* **Written request**
Wherever the string "with" appears in a line, extract that line.

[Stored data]

-.-.-

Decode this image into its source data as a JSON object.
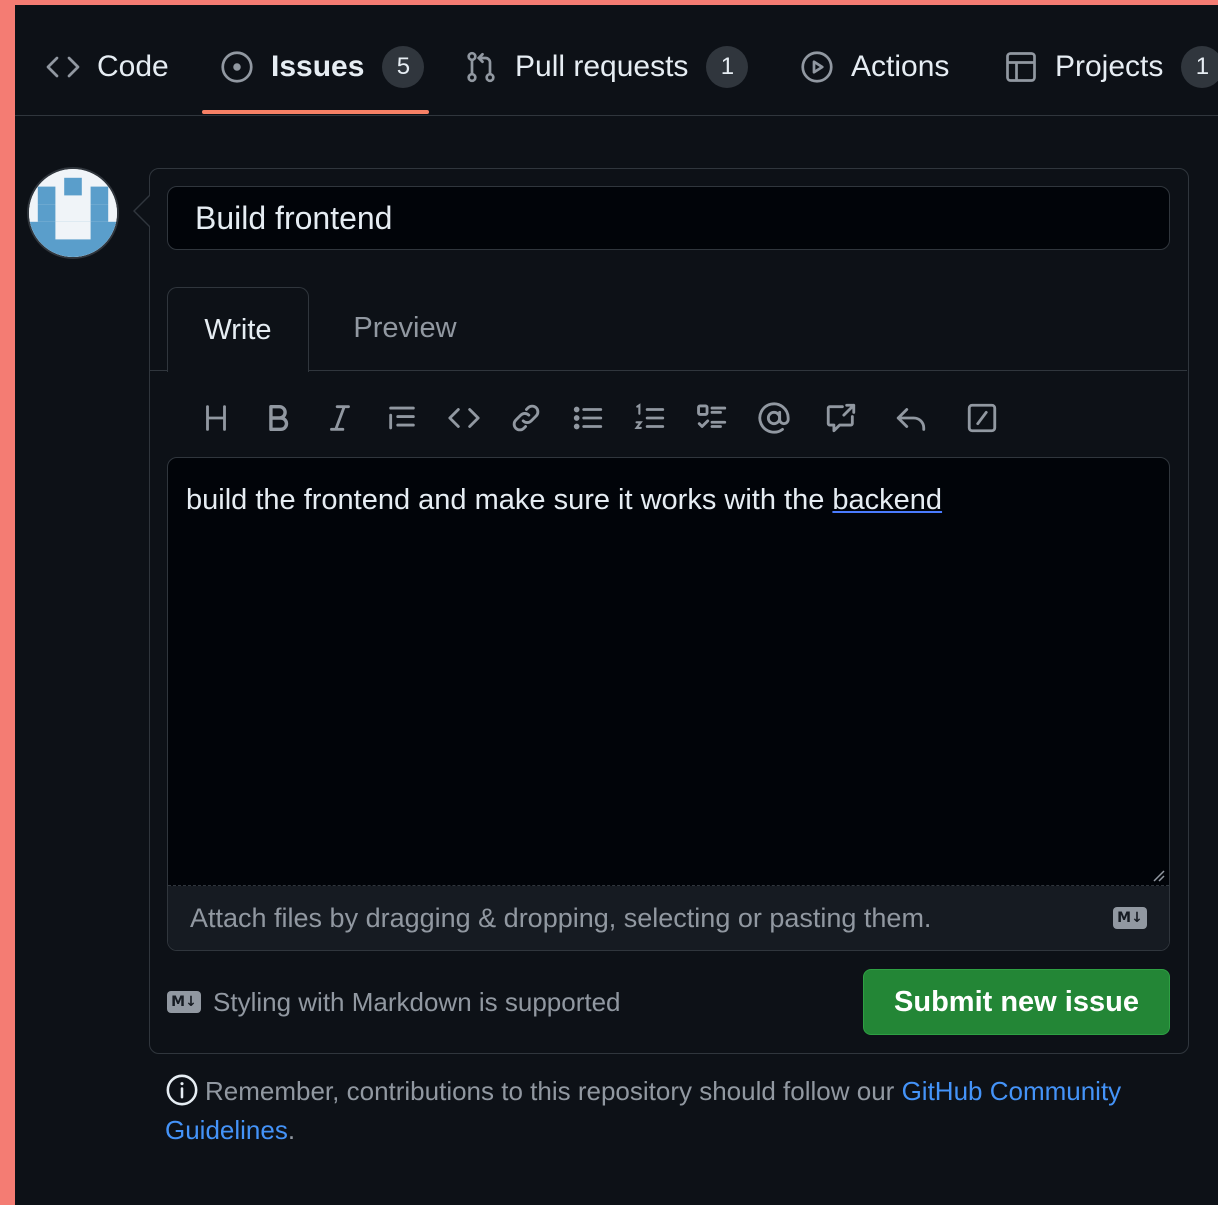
{
  "nav": {
    "items": [
      {
        "label": "Code",
        "icon": "code-icon"
      },
      {
        "label": "Issues",
        "icon": "issue-opened-icon",
        "count": "5",
        "active": true
      },
      {
        "label": "Pull requests",
        "icon": "git-pull-request-icon",
        "count": "1"
      },
      {
        "label": "Actions",
        "icon": "play-icon"
      },
      {
        "label": "Projects",
        "icon": "table-icon",
        "count": "1"
      }
    ]
  },
  "issue_form": {
    "title_value": "Build frontend",
    "tabs": [
      {
        "label": "Write",
        "active": true
      },
      {
        "label": "Preview"
      }
    ],
    "toolbar": [
      "heading-icon",
      "bold-icon",
      "italic-icon",
      "quote-icon",
      "code-icon",
      "link-icon",
      "unordered-list-icon",
      "ordered-list-icon",
      "task-list-icon",
      "mention-icon",
      "cross-reference-icon",
      "reply-icon",
      "slash-commands-icon"
    ],
    "body_text_before": "build the frontend and make sure it works with the ",
    "body_text_flagged": "backend",
    "attach_text": "Attach files by dragging & dropping, selecting or pasting them.",
    "markdown_hint": "Styling with Markdown is supported",
    "markdown_badge": "M↓",
    "submit_label": "Submit new issue"
  },
  "notice": {
    "text": "Remember, contributions to this repository should follow our ",
    "link": "GitHub Community Guidelines",
    "suffix": "."
  },
  "colors": {
    "background": "#0d1117",
    "accent_underline": "#f78166",
    "submit_button": "#238636",
    "link": "#4493f8",
    "outer_border": "#f47c73"
  }
}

-.-.-

* **Response below**
    "body_text_before": "build the frontend and make sure it works with the ",
    "markdown_hint": "Styling with Markdown is supported",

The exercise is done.